> [What you should do] Find each line holding "consolidado" and copy it out.
====== Given information
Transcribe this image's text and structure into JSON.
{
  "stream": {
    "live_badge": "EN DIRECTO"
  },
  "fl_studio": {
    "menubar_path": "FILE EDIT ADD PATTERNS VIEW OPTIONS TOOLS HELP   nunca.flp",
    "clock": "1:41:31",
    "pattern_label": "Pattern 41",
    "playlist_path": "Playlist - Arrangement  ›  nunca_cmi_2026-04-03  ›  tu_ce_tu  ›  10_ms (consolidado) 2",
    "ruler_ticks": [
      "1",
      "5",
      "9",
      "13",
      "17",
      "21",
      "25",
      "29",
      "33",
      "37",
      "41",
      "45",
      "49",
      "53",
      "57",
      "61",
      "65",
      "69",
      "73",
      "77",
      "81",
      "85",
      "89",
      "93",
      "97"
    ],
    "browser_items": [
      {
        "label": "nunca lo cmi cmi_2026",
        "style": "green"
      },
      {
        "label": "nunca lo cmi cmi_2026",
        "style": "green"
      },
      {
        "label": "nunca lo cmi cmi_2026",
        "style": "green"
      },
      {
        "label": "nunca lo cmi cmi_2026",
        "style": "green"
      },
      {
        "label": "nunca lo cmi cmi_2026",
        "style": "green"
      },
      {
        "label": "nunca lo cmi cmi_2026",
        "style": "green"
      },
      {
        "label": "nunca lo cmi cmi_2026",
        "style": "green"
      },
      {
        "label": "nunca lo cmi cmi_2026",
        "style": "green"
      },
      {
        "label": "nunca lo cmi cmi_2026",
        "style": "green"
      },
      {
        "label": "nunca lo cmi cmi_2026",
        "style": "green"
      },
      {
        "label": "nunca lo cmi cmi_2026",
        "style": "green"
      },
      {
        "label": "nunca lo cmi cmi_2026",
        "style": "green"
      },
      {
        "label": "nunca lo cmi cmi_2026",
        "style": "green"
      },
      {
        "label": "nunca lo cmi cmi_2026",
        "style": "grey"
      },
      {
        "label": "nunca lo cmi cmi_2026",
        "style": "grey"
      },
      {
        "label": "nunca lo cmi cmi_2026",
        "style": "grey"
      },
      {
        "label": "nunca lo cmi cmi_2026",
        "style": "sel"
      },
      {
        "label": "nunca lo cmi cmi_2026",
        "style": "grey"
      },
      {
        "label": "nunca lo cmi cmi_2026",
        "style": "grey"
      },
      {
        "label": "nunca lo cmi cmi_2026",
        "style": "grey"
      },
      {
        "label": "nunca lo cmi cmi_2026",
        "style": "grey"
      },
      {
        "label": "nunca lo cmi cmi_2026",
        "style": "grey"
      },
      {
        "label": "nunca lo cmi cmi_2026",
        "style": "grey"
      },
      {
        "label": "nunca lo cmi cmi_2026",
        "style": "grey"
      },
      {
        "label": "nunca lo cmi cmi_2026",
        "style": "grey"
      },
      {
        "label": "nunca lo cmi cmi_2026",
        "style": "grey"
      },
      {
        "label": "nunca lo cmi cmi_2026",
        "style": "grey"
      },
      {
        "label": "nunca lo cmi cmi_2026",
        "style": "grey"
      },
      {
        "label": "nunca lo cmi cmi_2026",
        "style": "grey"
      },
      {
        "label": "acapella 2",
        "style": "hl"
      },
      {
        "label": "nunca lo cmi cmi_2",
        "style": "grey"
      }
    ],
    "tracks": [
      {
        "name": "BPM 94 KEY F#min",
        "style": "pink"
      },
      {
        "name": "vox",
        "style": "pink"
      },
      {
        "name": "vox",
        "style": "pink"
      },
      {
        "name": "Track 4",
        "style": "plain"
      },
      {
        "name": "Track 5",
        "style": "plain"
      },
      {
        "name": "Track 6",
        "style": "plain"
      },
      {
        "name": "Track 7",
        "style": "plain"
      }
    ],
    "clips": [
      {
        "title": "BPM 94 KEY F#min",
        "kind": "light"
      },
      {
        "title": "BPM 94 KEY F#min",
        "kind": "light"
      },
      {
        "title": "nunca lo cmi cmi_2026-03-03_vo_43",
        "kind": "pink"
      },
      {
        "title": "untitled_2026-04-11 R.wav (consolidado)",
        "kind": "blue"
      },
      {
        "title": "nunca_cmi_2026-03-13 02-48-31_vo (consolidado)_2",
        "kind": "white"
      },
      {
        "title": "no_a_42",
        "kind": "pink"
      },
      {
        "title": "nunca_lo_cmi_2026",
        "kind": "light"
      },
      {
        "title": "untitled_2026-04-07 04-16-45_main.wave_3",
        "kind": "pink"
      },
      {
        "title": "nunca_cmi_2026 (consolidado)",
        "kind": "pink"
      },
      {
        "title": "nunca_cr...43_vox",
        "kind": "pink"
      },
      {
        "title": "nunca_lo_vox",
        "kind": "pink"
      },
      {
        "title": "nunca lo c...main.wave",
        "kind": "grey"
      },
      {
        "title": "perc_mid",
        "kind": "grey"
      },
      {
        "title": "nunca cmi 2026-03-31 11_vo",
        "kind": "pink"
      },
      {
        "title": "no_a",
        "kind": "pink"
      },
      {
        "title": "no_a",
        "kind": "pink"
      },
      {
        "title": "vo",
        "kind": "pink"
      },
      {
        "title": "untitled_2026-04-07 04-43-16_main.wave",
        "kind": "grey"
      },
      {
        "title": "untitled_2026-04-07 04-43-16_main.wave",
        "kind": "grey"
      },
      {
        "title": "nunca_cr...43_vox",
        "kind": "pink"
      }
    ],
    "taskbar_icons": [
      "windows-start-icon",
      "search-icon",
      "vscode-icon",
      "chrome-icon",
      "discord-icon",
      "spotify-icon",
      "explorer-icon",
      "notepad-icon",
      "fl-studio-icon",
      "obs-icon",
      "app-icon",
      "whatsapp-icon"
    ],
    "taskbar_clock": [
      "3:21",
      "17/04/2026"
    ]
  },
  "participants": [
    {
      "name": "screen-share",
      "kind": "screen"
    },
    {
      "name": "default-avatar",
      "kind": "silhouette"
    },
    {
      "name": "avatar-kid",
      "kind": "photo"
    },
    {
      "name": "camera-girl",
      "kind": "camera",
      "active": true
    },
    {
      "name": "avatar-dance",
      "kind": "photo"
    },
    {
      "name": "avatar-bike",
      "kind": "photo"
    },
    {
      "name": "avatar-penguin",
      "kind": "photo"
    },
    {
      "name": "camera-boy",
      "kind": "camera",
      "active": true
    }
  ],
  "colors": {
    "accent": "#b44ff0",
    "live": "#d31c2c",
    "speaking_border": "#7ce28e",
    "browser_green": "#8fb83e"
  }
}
============
====== Given information
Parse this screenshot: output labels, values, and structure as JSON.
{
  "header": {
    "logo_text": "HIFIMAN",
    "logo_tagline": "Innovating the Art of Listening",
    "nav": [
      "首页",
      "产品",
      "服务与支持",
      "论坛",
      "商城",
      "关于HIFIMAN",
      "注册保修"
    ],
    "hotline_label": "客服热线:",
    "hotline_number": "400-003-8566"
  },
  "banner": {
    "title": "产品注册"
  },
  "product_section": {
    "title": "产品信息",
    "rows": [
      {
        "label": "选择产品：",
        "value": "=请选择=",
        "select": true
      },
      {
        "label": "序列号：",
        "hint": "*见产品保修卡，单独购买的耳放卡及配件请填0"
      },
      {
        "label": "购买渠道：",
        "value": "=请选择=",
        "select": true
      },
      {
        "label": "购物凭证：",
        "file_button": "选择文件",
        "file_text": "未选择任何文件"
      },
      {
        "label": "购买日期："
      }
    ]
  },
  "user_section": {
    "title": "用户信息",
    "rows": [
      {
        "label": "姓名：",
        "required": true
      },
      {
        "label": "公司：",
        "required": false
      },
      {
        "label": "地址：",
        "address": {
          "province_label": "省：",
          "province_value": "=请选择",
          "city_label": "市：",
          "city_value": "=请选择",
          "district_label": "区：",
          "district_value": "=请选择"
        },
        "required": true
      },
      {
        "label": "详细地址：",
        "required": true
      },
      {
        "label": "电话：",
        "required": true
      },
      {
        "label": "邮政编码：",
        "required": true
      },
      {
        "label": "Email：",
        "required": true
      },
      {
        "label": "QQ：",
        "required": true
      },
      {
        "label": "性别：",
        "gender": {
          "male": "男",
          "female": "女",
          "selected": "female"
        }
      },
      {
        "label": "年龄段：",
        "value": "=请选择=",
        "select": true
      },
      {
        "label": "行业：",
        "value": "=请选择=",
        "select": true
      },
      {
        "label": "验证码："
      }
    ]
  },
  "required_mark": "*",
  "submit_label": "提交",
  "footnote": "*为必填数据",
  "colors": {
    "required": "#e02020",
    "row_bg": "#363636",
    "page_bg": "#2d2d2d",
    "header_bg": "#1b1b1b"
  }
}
============
> [The response]
    "playlist_path": "Playlist - Arrangement  ›  nunca_cmi_2026-04-03  ›  tu_ce_tu  ›  10_ms (consolidado) 2",
        "title": "untitled_2026-04-11 R.wav (consolidado)",
        "title": "nunca_cmi_2026-03-13 02-48-31_vo (consolidado)_2",
        "title": "nunca_cmi_2026 (consolidado)",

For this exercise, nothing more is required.